• **BRIEF**
From the records, pick out and copy each line containing "value".
>> begin
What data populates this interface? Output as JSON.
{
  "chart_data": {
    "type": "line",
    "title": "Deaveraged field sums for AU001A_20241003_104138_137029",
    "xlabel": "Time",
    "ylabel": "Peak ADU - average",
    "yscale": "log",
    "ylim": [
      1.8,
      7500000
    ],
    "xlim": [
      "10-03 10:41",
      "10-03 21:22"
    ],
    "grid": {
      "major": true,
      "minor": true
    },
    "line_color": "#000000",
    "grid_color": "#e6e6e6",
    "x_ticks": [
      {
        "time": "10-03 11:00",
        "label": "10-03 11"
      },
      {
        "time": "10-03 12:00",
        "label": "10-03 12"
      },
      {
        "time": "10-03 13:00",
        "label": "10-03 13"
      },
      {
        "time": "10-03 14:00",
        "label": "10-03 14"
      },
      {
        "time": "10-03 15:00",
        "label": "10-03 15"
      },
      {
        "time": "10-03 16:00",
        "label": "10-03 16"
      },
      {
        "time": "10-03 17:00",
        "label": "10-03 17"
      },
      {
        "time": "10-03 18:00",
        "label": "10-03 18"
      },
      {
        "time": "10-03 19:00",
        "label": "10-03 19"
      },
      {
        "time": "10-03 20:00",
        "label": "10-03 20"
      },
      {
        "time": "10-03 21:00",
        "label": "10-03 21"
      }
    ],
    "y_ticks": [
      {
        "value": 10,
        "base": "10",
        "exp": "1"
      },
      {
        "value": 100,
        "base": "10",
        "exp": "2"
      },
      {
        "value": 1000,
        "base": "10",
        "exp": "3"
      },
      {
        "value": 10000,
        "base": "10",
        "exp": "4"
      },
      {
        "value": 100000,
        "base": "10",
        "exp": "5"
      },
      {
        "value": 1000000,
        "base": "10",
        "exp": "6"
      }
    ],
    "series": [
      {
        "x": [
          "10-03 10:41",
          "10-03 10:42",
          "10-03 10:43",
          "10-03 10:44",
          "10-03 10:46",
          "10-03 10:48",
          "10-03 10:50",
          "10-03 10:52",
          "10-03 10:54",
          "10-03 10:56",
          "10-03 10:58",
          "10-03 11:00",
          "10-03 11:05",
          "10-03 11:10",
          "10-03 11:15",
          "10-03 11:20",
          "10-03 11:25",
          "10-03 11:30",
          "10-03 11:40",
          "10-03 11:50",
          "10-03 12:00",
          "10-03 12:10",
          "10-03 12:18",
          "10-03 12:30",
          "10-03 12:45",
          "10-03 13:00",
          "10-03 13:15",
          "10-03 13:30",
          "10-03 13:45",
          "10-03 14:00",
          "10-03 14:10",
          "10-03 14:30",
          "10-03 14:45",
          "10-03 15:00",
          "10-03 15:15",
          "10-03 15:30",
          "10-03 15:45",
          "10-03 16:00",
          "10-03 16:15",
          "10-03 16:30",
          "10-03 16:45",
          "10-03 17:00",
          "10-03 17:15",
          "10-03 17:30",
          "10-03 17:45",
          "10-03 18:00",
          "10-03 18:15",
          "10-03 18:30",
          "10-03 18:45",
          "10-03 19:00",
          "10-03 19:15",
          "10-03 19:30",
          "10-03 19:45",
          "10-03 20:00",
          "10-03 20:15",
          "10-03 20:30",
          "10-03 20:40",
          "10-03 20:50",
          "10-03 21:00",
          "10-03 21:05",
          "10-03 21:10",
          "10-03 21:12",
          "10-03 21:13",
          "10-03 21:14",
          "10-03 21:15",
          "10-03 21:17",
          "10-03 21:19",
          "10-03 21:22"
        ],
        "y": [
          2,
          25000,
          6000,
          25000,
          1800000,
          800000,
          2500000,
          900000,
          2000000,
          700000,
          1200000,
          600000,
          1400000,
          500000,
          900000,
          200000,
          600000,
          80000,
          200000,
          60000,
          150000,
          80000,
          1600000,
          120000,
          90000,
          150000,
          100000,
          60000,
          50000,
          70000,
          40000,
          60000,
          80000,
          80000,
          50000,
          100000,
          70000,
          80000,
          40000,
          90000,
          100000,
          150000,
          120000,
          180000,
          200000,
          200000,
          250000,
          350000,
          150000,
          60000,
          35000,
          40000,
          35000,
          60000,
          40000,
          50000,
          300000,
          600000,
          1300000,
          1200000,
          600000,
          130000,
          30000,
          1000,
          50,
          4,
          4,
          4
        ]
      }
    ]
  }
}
>> end
• **SOLVED EXERCISE**
        "value": 10,
        "value": 100,
        "value": 1000,
        "value": 10000,
        "value": 100000,
        "value": 1000000,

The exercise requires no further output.